* [Given instruction]
Lines that include the word "Натисніть" are the ones to copy.

* [Records from a data collection]
┌──
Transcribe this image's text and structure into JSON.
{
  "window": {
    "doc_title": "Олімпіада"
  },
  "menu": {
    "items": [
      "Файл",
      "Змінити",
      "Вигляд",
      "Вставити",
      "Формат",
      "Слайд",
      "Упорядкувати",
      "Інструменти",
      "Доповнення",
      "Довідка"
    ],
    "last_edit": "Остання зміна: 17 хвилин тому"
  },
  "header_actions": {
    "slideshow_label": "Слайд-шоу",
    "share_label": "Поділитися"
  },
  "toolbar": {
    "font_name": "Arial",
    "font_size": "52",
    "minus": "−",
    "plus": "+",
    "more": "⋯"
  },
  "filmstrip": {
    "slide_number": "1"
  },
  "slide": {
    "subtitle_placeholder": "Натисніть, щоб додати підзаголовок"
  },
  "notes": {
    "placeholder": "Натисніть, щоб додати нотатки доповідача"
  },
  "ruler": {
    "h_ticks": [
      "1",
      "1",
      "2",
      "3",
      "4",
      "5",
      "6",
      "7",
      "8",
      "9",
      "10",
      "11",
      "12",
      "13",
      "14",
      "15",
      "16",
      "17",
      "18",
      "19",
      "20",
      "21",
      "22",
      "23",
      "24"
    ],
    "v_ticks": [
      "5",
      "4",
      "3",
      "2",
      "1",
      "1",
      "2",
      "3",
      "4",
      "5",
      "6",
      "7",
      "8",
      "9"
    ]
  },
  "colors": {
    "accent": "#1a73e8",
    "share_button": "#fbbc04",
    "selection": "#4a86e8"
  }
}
└──
* [Exercise result]
    "subtitle_placeholder": "Натисніть, щоб додати підзаголовок"
    "placeholder": "Натисніть, щоб додати нотатки доповідача"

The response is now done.